Go through the entries and transcribe each one exactly, dropping the pictures.

=== Given data ===

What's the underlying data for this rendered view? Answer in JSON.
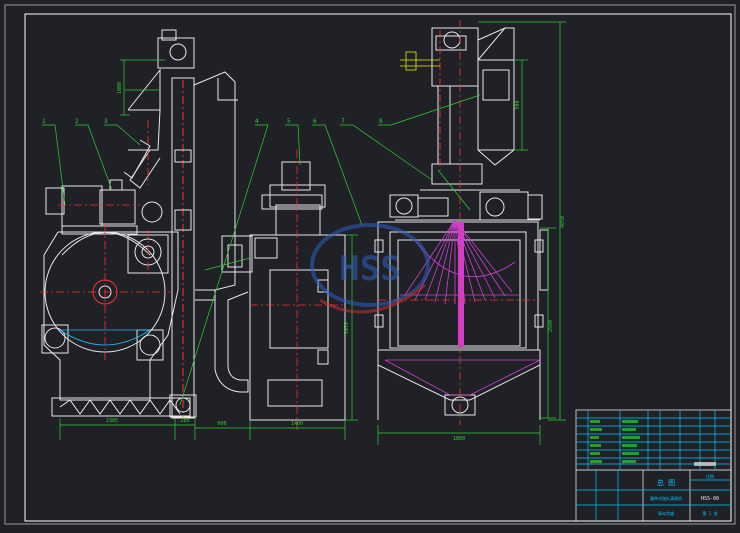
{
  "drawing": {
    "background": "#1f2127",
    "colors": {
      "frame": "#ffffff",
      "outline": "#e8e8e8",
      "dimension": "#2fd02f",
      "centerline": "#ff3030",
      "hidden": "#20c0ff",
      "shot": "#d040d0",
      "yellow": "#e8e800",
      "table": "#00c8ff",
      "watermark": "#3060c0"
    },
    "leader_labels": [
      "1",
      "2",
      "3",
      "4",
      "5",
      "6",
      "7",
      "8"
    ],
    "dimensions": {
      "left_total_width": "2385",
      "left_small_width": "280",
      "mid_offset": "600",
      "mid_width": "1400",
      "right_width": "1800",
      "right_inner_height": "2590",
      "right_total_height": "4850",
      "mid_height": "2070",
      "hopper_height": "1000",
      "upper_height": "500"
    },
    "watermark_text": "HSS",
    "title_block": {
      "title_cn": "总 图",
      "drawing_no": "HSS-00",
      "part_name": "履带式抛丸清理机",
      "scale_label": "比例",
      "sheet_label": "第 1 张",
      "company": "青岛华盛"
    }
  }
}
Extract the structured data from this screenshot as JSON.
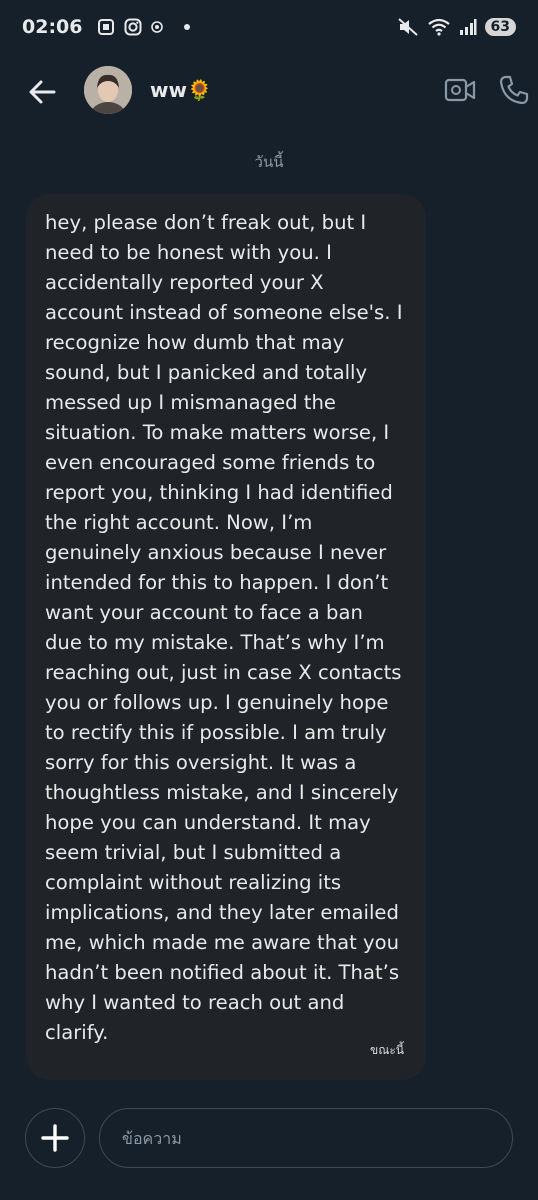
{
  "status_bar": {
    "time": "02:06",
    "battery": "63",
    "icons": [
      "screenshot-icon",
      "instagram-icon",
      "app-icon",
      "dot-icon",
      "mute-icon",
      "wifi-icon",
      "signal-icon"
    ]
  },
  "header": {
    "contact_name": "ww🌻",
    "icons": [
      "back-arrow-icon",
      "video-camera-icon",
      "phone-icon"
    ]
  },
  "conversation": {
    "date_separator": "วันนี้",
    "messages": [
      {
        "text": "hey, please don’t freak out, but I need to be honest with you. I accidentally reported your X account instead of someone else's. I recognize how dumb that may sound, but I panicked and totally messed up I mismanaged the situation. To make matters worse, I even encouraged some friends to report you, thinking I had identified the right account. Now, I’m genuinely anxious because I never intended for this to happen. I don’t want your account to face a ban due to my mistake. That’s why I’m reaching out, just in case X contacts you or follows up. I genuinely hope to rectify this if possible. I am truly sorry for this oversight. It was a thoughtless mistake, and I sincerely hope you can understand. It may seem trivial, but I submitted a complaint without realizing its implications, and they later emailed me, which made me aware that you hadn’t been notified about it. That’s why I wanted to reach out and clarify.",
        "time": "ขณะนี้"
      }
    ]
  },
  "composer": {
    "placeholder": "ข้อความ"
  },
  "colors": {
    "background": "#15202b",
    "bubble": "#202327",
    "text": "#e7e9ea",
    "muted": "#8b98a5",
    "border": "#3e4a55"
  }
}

===

Result of the exercise —
What's the underlying data for this rendered view? Answer in JSON.
{
  "drawing": {
    "background": "#1f2127",
    "colors": {
      "frame": "#ffffff",
      "outline": "#e8e8e8",
      "dimension": "#2fd02f",
      "centerline": "#ff3030",
      "hidden": "#20c0ff",
      "shot": "#d040d0",
      "yellow": "#e8e800",
      "table": "#00c8ff",
      "watermark": "#3060c0"
    },
    "leader_labels": [
      "1",
      "2",
      "3",
      "4",
      "5",
      "6",
      "7",
      "8"
    ],
    "dimensions": {
      "left_total_width": "2385",
      "left_small_width": "280",
      "mid_offset": "600",
      "mid_width": "1400",
      "right_width": "1800",
      "right_inner_height": "2590",
      "right_total_height": "4850",
      "mid_height": "2070",
      "hopper_height": "1000",
      "upper_height": "500"
    },
    "watermark_text": "HSS",
    "title_block": {
      "title_cn": "总 图",
      "drawing_no": "HSS-00",
      "part_name": "履带式抛丸清理机",
      "scale_label": "比例",
      "sheet_label": "第 1 张",
      "company": "青岛华盛"
    }
  }
}
Extract the structured data from this screenshot as JSON.
{
  "status_bar": {
    "time": "02:06",
    "battery": "63",
    "icons": [
      "screenshot-icon",
      "instagram-icon",
      "app-icon",
      "dot-icon",
      "mute-icon",
      "wifi-icon",
      "signal-icon"
    ]
  },
  "header": {
    "contact_name": "ww🌻",
    "icons": [
      "back-arrow-icon",
      "video-camera-icon",
      "phone-icon"
    ]
  },
  "conversation": {
    "date_separator": "วันนี้",
    "messages": [
      {
        "text": "hey, please don’t freak out, but I need to be honest with you. I accidentally reported your X account instead of someone else's. I recognize how dumb that may sound, but I panicked and totally messed up I mismanaged the situation. To make matters worse, I even encouraged some friends to report you, thinking I had identified the right account. Now, I’m genuinely anxious because I never intended for this to happen. I don’t want your account to face a ban due to my mistake. That’s why I’m reaching out, just in case X contacts you or follows up. I genuinely hope to rectify this if possible. I am truly sorry for this oversight. It was a thoughtless mistake, and I sincerely hope you can understand. It may seem trivial, but I submitted a complaint without realizing its implications, and they later emailed me, which made me aware that you hadn’t been notified about it. That’s why I wanted to reach out and clarify.",
        "time": "ขณะนี้"
      }
    ]
  },
  "composer": {
    "placeholder": "ข้อความ"
  },
  "colors": {
    "background": "#15202b",
    "bubble": "#202327",
    "text": "#e7e9ea",
    "muted": "#8b98a5",
    "border": "#3e4a55"
  }
}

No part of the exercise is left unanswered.